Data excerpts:
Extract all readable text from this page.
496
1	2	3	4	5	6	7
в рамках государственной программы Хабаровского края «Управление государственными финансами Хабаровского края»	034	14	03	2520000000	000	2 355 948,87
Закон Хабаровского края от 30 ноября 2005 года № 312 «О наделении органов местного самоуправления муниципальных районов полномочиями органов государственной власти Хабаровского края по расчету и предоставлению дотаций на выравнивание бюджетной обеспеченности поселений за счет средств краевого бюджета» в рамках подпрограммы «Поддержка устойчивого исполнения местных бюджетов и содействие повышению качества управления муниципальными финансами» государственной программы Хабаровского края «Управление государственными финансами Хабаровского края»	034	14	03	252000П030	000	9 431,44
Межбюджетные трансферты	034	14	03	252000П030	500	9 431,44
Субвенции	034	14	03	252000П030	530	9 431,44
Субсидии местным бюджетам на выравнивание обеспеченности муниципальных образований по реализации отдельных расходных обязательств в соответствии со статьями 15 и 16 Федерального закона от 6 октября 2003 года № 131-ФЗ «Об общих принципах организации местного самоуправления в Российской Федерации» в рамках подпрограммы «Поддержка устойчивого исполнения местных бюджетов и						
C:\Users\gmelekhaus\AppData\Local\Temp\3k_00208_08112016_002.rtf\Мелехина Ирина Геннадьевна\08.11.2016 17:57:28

# Problem to work on
Copy each entry exactly, with nothing added or dropped.

# Written answer
Extract all readable text from this page.
496
1	2	3	4	5	6	7
в рамках государственной программы Хабаровского края «Управление государственными финансами Хабаровского края»	034	14	03	2520000000	000	2 355 948,87
Закон Хабаровского края от 30 ноября 2005 года № 312 «О наделении органов местного самоуправления муниципальных районов полномочиями органов государственной власти Хабаровского края по расчету и предоставлению дотаций на выравнивание бюджетной обеспеченности поселений за счет средств краевого бюджета» в рамках подпрограммы «Поддержка устойчивого исполнения местных бюджетов и содействие повышению качества управления муниципальными финансами» государственной программы Хабаровского края «Управление государственными финансами Хабаровского края»	034	14	03	252000П030	000	9 431,44
Межбюджетные трансферты	034	14	03	252000П030	500	9 431,44
Субвенции	034	14	03	252000П030	530	9 431,44
Субсидии местным бюджетам на выравнивание обеспеченности муниципальных образований по реализации отдельных расходных обязательств в соответствии со статьями 15 и 16 Федерального закона от 6 октября 2003 года № 131-ФЗ «Об общих принципах организации местного самоуправления в Российской Федерации» в рамках подпрограммы «Поддержка устойчивого исполнения местных бюджетов и						
C:\Users\gmelekhaus\AppData\Local\Temp\3k_00208_08112016_002.rtf\Мелехина Ирина Геннадьевна\08.11.2016 17:57:28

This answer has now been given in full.